** Start Data supplied **

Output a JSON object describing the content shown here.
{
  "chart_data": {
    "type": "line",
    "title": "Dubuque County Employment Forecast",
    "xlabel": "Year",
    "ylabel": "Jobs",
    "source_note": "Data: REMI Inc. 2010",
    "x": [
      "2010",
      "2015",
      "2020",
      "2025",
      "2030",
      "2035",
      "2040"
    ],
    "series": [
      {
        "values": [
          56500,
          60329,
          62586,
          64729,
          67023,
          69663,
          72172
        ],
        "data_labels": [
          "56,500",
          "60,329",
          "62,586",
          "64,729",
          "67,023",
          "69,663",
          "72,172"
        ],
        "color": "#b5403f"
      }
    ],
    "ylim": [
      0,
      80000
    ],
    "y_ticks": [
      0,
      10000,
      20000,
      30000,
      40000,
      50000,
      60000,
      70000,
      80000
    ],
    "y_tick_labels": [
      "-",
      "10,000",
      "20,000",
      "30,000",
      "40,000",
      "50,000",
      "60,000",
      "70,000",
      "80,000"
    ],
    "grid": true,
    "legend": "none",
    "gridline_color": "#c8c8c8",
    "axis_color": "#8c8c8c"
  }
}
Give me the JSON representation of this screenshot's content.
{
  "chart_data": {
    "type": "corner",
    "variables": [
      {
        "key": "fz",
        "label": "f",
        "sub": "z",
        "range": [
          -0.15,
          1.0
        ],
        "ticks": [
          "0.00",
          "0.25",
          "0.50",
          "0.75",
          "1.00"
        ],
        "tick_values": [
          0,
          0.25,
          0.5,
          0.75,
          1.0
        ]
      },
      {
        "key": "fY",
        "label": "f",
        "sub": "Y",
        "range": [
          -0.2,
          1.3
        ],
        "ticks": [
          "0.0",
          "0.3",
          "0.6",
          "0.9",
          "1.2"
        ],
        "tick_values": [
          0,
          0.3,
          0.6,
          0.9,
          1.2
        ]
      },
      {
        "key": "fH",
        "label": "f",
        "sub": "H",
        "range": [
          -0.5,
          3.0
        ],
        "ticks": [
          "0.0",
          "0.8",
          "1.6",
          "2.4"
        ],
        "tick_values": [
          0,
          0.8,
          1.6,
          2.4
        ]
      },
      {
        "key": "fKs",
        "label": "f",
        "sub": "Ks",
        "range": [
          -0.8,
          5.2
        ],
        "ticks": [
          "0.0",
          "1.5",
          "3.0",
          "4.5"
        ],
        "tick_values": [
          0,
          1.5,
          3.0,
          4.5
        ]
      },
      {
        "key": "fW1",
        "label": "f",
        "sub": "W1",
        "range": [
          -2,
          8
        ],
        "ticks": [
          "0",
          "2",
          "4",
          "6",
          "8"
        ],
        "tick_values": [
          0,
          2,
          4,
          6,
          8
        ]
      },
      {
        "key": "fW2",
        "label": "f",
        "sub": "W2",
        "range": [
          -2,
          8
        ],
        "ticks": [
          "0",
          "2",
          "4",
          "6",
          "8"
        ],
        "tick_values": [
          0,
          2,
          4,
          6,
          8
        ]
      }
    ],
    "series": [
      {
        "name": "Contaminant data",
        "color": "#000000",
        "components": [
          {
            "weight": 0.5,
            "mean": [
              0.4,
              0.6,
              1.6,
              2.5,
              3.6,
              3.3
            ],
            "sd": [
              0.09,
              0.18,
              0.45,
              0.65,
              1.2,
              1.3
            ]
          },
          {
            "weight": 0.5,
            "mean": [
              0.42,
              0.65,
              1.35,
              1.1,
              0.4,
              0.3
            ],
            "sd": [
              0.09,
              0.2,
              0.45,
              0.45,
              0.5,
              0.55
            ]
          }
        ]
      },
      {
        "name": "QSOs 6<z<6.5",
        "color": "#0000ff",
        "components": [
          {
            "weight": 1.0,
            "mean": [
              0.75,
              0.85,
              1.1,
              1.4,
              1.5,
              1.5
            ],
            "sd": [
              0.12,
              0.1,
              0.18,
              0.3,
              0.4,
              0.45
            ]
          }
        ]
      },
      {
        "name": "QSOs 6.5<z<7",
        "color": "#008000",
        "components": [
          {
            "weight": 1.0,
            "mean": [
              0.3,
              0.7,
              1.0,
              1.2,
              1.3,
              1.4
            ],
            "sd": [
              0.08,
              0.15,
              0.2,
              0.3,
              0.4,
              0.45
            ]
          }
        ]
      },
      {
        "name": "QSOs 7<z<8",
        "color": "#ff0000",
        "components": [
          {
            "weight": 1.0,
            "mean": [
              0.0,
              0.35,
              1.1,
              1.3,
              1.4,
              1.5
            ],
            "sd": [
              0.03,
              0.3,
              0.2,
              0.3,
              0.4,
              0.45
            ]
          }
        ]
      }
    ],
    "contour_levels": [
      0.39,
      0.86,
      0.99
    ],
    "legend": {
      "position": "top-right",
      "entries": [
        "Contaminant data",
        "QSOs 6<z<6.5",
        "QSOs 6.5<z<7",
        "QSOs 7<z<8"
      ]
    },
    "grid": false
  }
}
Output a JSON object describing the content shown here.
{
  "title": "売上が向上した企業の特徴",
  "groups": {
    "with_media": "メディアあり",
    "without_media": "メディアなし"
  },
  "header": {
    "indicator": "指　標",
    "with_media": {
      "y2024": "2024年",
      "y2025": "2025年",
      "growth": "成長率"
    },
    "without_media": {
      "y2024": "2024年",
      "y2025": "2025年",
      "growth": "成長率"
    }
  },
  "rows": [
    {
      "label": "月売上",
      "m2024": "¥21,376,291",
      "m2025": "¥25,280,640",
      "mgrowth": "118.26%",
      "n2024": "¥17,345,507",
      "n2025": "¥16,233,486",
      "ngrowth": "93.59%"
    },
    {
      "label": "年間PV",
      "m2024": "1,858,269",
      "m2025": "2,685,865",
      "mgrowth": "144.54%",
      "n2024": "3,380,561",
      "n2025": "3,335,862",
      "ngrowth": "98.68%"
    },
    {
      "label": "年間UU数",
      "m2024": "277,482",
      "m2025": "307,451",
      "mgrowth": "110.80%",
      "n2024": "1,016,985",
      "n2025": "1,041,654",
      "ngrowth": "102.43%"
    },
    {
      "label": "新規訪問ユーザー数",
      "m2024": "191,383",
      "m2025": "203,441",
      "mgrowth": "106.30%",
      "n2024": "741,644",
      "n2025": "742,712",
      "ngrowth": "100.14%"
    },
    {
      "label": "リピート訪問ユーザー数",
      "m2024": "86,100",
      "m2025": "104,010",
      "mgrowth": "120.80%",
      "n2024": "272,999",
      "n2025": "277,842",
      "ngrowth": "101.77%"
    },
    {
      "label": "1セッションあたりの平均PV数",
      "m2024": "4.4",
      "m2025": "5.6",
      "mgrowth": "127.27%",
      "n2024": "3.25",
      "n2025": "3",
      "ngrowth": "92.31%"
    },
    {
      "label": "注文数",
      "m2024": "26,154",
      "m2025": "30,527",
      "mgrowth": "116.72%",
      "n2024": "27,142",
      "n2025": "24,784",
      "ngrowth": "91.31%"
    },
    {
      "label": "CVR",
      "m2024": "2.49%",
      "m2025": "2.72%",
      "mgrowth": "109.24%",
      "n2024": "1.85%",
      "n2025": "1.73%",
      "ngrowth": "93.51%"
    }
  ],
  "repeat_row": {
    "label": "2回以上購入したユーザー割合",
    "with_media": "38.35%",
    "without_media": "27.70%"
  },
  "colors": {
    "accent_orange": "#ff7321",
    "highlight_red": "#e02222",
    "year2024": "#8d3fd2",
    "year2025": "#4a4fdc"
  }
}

** End Data supplied **

Exercise
Output each record precisely as given.

Result of the exercise
Output a JSON object describing the content shown here.
{
  "chart_data": {
    "type": "line",
    "title": "Dubuque County Employment Forecast",
    "xlabel": "Year",
    "ylabel": "Jobs",
    "source_note": "Data: REMI Inc. 2010",
    "x": [
      "2010",
      "2015",
      "2020",
      "2025",
      "2030",
      "2035",
      "2040"
    ],
    "series": [
      {
        "values": [
          56500,
          60329,
          62586,
          64729,
          67023,
          69663,
          72172
        ],
        "data_labels": [
          "56,500",
          "60,329",
          "62,586",
          "64,729",
          "67,023",
          "69,663",
          "72,172"
        ],
        "color": "#b5403f"
      }
    ],
    "ylim": [
      0,
      80000
    ],
    "y_ticks": [
      0,
      10000,
      20000,
      30000,
      40000,
      50000,
      60000,
      70000,
      80000
    ],
    "y_tick_labels": [
      "-",
      "10,000",
      "20,000",
      "30,000",
      "40,000",
      "50,000",
      "60,000",
      "70,000",
      "80,000"
    ],
    "grid": true,
    "legend": "none",
    "gridline_color": "#c8c8c8",
    "axis_color": "#8c8c8c"
  }
}
Give me the JSON representation of this screenshot's content.
{
  "chart_data": {
    "type": "corner",
    "variables": [
      {
        "key": "fz",
        "label": "f",
        "sub": "z",
        "range": [
          -0.15,
          1.0
        ],
        "ticks": [
          "0.00",
          "0.25",
          "0.50",
          "0.75",
          "1.00"
        ],
        "tick_values": [
          0,
          0.25,
          0.5,
          0.75,
          1.0
        ]
      },
      {
        "key": "fY",
        "label": "f",
        "sub": "Y",
        "range": [
          -0.2,
          1.3
        ],
        "ticks": [
          "0.0",
          "0.3",
          "0.6",
          "0.9",
          "1.2"
        ],
        "tick_values": [
          0,
          0.3,
          0.6,
          0.9,
          1.2
        ]
      },
      {
        "key": "fH",
        "label": "f",
        "sub": "H",
        "range": [
          -0.5,
          3.0
        ],
        "ticks": [
          "0.0",
          "0.8",
          "1.6",
          "2.4"
        ],
        "tick_values": [
          0,
          0.8,
          1.6,
          2.4
        ]
      },
      {
        "key": "fKs",
        "label": "f",
        "sub": "Ks",
        "range": [
          -0.8,
          5.2
        ],
        "ticks": [
          "0.0",
          "1.5",
          "3.0",
          "4.5"
        ],
        "tick_values": [
          0,
          1.5,
          3.0,
          4.5
        ]
      },
      {
        "key": "fW1",
        "label": "f",
        "sub": "W1",
        "range": [
          -2,
          8
        ],
        "ticks": [
          "0",
          "2",
          "4",
          "6",
          "8"
        ],
        "tick_values": [
          0,
          2,
          4,
          6,
          8
        ]
      },
      {
        "key": "fW2",
        "label": "f",
        "sub": "W2",
        "range": [
          -2,
          8
        ],
        "ticks": [
          "0",
          "2",
          "4",
          "6",
          "8"
        ],
        "tick_values": [
          0,
          2,
          4,
          6,
          8
        ]
      }
    ],
    "series": [
      {
        "name": "Contaminant data",
        "color": "#000000",
        "components": [
          {
            "weight": 0.5,
            "mean": [
              0.4,
              0.6,
              1.6,
              2.5,
              3.6,
              3.3
            ],
            "sd": [
              0.09,
              0.18,
              0.45,
              0.65,
              1.2,
              1.3
            ]
          },
          {
            "weight": 0.5,
            "mean": [
              0.42,
              0.65,
              1.35,
              1.1,
              0.4,
              0.3
            ],
            "sd": [
              0.09,
              0.2,
              0.45,
              0.45,
              0.5,
              0.55
            ]
          }
        ]
      },
      {
        "name": "QSOs 6<z<6.5",
        "color": "#0000ff",
        "components": [
          {
            "weight": 1.0,
            "mean": [
              0.75,
              0.85,
              1.1,
              1.4,
              1.5,
              1.5
            ],
            "sd": [
              0.12,
              0.1,
              0.18,
              0.3,
              0.4,
              0.45
            ]
          }
        ]
      },
      {
        "name": "QSOs 6.5<z<7",
        "color": "#008000",
        "components": [
          {
            "weight": 1.0,
            "mean": [
              0.3,
              0.7,
              1.0,
              1.2,
              1.3,
              1.4
            ],
            "sd": [
              0.08,
              0.15,
              0.2,
              0.3,
              0.4,
              0.45
            ]
          }
        ]
      },
      {
        "name": "QSOs 7<z<8",
        "color": "#ff0000",
        "components": [
          {
            "weight": 1.0,
            "mean": [
              0.0,
              0.35,
              1.1,
              1.3,
              1.4,
              1.5
            ],
            "sd": [
              0.03,
              0.3,
              0.2,
              0.3,
              0.4,
              0.45
            ]
          }
        ]
      }
    ],
    "contour_levels": [
      0.39,
      0.86,
      0.99
    ],
    "legend": {
      "position": "top-right",
      "entries": [
        "Contaminant data",
        "QSOs 6<z<6.5",
        "QSOs 6.5<z<7",
        "QSOs 7<z<8"
      ]
    },
    "grid": false
  }
}
Output a JSON object describing the content shown here.
{
  "title": "売上が向上した企業の特徴",
  "groups": {
    "with_media": "メディアあり",
    "without_media": "メディアなし"
  },
  "header": {
    "indicator": "指　標",
    "with_media": {
      "y2024": "2024年",
      "y2025": "2025年",
      "growth": "成長率"
    },
    "without_media": {
      "y2024": "2024年",
      "y2025": "2025年",
      "growth": "成長率"
    }
  },
  "rows": [
    {
      "label": "月売上",
      "m2024": "¥21,376,291",
      "m2025": "¥25,280,640",
      "mgrowth": "118.26%",
      "n2024": "¥17,345,507",
      "n2025": "¥16,233,486",
      "ngrowth": "93.59%"
    },
    {
      "label": "年間PV",
      "m2024": "1,858,269",
      "m2025": "2,685,865",
      "mgrowth": "144.54%",
      "n2024": "3,380,561",
      "n2025": "3,335,862",
      "ngrowth": "98.68%"
    },
    {
      "label": "年間UU数",
      "m2024": "277,482",
      "m2025": "307,451",
      "mgrowth": "110.80%",
      "n2024": "1,016,985",
      "n2025": "1,041,654",
      "ngrowth": "102.43%"
    },
    {
      "label": "新規訪問ユーザー数",
      "m2024": "191,383",
      "m2025": "203,441",
      "mgrowth": "106.30%",
      "n2024": "741,644",
      "n2025": "742,712",
      "ngrowth": "100.14%"
    },
    {
      "label": "リピート訪問ユーザー数",
      "m2024": "86,100",
      "m2025": "104,010",
      "mgrowth": "120.80%",
      "n2024": "272,999",
      "n2025": "277,842",
      "ngrowth": "101.77%"
    },
    {
      "label": "1セッションあたりの平均PV数",
      "m2024": "4.4",
      "m2025": "5.6",
      "mgrowth": "127.27%",
      "n2024": "3.25",
      "n2025": "3",
      "ngrowth": "92.31%"
    },
    {
      "label": "注文数",
      "m2024": "26,154",
      "m2025": "30,527",
      "mgrowth": "116.72%",
      "n2024": "27,142",
      "n2025": "24,784",
      "ngrowth": "91.31%"
    },
    {
      "label": "CVR",
      "m2024": "2.49%",
      "m2025": "2.72%",
      "mgrowth": "109.24%",
      "n2024": "1.85%",
      "n2025": "1.73%",
      "ngrowth": "93.51%"
    }
  ],
  "repeat_row": {
    "label": "2回以上購入したユーザー割合",
    "with_media": "38.35%",
    "without_media": "27.70%"
  },
  "colors": {
    "accent_orange": "#ff7321",
    "highlight_red": "#e02222",
    "year2024": "#8d3fd2",
    "year2025": "#4a4fdc"
  }
}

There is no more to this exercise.